What you are asked to do: Copy each line that contains the string "image".

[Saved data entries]
★ ★ ★

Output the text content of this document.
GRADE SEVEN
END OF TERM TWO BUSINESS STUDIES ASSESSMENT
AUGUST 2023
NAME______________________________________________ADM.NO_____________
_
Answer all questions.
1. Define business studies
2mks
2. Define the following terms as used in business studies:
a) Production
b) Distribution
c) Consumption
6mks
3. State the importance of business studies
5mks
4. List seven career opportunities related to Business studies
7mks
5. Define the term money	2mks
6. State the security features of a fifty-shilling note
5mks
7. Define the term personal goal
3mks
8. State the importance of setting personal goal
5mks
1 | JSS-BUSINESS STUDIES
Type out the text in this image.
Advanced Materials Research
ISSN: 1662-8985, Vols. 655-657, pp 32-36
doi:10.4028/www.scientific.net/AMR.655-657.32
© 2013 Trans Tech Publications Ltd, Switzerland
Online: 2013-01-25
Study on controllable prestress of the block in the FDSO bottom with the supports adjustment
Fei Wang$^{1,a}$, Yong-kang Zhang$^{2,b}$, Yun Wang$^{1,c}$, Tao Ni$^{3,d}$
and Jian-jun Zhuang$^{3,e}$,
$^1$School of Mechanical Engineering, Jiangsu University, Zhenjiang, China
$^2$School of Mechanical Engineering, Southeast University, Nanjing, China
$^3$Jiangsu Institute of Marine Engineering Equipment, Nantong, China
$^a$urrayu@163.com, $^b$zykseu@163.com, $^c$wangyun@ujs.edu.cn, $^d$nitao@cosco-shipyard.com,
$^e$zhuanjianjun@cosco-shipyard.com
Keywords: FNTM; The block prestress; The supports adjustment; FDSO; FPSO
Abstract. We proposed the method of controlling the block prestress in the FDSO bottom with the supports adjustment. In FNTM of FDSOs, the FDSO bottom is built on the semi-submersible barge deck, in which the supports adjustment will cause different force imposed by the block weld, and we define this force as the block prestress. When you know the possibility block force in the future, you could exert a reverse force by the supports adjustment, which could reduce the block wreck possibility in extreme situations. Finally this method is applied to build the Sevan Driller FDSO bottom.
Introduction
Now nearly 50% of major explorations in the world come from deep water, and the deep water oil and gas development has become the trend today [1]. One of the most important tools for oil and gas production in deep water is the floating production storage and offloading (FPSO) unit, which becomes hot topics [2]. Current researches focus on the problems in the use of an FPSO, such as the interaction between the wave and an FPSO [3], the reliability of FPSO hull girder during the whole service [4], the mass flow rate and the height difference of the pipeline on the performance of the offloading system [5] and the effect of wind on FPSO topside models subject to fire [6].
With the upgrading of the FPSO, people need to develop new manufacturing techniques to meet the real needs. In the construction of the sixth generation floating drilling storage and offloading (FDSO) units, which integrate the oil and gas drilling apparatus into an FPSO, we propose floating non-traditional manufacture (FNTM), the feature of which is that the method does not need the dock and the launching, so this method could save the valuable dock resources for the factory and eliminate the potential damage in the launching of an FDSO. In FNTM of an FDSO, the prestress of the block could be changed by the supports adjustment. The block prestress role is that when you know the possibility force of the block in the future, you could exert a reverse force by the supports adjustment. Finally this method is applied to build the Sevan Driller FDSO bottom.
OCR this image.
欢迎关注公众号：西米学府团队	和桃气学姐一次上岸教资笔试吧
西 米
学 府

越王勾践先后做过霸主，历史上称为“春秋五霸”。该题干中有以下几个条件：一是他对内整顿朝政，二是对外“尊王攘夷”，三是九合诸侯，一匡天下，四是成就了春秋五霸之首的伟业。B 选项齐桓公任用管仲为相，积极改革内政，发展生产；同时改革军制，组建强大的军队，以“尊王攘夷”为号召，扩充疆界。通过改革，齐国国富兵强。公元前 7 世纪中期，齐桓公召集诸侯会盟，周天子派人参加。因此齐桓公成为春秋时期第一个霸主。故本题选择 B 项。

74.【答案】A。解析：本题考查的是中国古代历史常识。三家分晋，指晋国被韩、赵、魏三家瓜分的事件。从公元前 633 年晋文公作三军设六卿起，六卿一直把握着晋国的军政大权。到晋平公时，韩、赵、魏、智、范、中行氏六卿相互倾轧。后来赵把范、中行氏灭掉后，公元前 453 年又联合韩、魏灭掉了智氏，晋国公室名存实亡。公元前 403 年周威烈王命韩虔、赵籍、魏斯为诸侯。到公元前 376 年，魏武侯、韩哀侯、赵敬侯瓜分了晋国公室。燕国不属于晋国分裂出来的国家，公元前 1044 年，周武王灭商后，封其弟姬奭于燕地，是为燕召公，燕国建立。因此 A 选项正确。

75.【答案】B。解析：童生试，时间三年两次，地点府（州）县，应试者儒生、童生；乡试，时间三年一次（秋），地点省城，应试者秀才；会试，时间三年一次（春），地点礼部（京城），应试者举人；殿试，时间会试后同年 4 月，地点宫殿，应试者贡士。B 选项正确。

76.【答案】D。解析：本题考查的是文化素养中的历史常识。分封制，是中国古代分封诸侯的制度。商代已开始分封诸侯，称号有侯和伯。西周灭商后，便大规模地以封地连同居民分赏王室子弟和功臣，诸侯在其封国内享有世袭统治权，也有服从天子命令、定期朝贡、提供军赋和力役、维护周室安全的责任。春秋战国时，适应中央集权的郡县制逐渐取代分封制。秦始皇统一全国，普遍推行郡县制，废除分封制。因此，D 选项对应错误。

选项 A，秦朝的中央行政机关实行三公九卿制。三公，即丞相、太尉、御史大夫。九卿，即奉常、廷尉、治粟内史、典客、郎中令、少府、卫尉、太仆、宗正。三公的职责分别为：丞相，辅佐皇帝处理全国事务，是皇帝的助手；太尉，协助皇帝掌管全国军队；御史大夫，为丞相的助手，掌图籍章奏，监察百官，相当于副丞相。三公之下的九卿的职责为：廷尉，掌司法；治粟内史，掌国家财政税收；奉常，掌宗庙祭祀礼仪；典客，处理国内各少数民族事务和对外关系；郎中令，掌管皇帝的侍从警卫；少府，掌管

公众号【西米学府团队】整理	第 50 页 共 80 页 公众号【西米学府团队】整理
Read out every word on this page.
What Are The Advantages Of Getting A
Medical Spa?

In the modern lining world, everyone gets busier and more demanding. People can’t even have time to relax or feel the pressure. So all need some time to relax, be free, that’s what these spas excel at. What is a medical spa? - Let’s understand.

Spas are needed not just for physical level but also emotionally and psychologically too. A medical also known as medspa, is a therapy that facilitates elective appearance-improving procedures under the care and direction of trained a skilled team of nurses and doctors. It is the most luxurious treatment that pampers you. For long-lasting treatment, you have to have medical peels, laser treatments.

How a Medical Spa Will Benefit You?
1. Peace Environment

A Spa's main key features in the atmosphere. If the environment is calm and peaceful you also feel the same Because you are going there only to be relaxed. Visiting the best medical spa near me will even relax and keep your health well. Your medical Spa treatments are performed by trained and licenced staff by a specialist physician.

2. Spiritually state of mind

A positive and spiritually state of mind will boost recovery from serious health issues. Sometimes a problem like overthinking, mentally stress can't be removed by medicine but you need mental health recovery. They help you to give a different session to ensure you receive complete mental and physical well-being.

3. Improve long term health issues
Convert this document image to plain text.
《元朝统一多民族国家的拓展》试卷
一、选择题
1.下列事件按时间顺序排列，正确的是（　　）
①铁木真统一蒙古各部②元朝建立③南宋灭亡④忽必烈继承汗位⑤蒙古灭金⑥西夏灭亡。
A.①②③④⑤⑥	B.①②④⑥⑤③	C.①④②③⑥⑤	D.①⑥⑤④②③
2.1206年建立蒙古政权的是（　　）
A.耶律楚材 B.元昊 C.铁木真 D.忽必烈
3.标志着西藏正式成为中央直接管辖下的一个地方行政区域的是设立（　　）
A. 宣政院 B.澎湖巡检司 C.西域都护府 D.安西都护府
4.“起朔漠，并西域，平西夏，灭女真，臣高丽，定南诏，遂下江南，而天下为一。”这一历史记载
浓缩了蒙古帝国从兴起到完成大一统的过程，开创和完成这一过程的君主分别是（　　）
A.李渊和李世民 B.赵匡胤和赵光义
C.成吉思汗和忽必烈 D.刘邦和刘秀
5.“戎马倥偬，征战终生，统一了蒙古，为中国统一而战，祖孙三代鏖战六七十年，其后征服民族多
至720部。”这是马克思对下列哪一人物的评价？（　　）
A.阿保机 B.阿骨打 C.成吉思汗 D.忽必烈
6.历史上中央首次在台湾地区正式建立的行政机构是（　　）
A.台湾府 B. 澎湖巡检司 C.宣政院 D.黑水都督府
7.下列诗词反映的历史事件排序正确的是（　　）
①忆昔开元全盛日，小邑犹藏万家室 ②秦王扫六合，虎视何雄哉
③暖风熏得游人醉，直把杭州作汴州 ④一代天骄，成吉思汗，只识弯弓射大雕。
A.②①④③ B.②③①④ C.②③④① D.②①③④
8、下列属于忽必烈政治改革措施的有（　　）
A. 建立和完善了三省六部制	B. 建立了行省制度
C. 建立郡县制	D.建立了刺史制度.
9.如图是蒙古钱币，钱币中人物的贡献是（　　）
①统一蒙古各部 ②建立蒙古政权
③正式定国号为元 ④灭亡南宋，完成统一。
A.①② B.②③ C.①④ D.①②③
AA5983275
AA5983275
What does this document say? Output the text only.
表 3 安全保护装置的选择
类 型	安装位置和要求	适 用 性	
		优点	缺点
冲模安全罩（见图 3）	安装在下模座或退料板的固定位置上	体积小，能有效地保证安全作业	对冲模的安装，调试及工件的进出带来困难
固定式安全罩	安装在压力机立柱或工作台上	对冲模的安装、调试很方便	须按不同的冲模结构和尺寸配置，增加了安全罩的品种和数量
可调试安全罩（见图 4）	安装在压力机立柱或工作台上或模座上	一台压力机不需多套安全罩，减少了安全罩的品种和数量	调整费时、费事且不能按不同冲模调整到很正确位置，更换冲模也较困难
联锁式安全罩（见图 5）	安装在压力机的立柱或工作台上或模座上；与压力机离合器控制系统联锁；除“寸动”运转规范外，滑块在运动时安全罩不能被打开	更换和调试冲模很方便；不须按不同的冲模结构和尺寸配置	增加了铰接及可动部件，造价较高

★ ★ ★

Response to this exercise:
Type out the text in this image.
OCR this image.
Convert this document image to plain text.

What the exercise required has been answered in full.